*Problem to work on:*
Each entry below is to be printed verbatim.

*Task input:*
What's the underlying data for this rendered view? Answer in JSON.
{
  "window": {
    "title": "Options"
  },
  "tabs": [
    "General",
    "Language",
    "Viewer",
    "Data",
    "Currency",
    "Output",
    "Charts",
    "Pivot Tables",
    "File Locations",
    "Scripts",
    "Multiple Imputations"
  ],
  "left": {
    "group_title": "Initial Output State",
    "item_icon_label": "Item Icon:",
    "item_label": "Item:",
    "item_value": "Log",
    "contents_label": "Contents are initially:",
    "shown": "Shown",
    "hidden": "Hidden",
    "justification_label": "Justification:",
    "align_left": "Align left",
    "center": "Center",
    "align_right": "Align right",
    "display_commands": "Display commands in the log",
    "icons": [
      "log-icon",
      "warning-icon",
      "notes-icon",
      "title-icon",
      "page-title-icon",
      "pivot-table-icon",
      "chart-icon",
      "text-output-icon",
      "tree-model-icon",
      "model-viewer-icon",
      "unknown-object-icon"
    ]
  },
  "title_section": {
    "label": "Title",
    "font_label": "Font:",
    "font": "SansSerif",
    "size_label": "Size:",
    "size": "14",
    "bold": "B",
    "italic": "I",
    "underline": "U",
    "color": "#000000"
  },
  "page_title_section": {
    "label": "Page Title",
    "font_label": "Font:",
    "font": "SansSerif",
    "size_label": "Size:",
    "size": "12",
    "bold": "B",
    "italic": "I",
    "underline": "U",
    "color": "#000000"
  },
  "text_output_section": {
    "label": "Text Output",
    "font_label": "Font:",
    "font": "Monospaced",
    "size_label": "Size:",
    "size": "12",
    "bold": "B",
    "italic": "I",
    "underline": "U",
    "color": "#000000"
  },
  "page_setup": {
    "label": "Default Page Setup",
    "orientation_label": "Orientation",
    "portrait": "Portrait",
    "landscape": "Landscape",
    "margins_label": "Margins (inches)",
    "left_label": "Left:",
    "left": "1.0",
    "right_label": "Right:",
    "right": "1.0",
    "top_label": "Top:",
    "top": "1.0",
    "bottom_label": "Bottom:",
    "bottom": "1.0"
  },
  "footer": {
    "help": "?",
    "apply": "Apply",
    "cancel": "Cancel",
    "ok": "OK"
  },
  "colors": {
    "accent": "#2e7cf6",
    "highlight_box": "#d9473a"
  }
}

*Response to the exercise:*
What's the underlying data for this rendered view? Answer in JSON.
{
  "window": {
    "title": "Options"
  },
  "tabs": [
    "General",
    "Language",
    "Viewer",
    "Data",
    "Currency",
    "Output",
    "Charts",
    "Pivot Tables",
    "File Locations",
    "Scripts",
    "Multiple Imputations"
  ],
  "left": {
    "group_title": "Initial Output State",
    "item_icon_label": "Item Icon:",
    "item_label": "Item:",
    "item_value": "Log",
    "contents_label": "Contents are initially:",
    "shown": "Shown",
    "hidden": "Hidden",
    "justification_label": "Justification:",
    "align_left": "Align left",
    "center": "Center",
    "align_right": "Align right",
    "display_commands": "Display commands in the log",
    "icons": [
      "log-icon",
      "warning-icon",
      "notes-icon",
      "title-icon",
      "page-title-icon",
      "pivot-table-icon",
      "chart-icon",
      "text-output-icon",
      "tree-model-icon",
      "model-viewer-icon",
      "unknown-object-icon"
    ]
  },
  "title_section": {
    "label": "Title",
    "font_label": "Font:",
    "font": "SansSerif",
    "size_label": "Size:",
    "size": "14",
    "bold": "B",
    "italic": "I",
    "underline": "U",
    "color": "#000000"
  },
  "page_title_section": {
    "label": "Page Title",
    "font_label": "Font:",
    "font": "SansSerif",
    "size_label": "Size:",
    "size": "12",
    "bold": "B",
    "italic": "I",
    "underline": "U",
    "color": "#000000"
  },
  "text_output_section": {
    "label": "Text Output",
    "font_label": "Font:",
    "font": "Monospaced",
    "size_label": "Size:",
    "size": "12",
    "bold": "B",
    "italic": "I",
    "underline": "U",
    "color": "#000000"
  },
  "page_setup": {
    "label": "Default Page Setup",
    "orientation_label": "Orientation",
    "portrait": "Portrait",
    "landscape": "Landscape",
    "margins_label": "Margins (inches)",
    "left_label": "Left:",
    "left": "1.0",
    "right_label": "Right:",
    "right": "1.0",
    "top_label": "Top:",
    "top": "1.0",
    "bottom_label": "Bottom:",
    "bottom": "1.0"
  },
  "footer": {
    "help": "?",
    "apply": "Apply",
    "cancel": "Cancel",
    "ok": "OK"
  },
  "colors": {
    "accent": "#2e7cf6",
    "highlight_box": "#d9473a"
  }
}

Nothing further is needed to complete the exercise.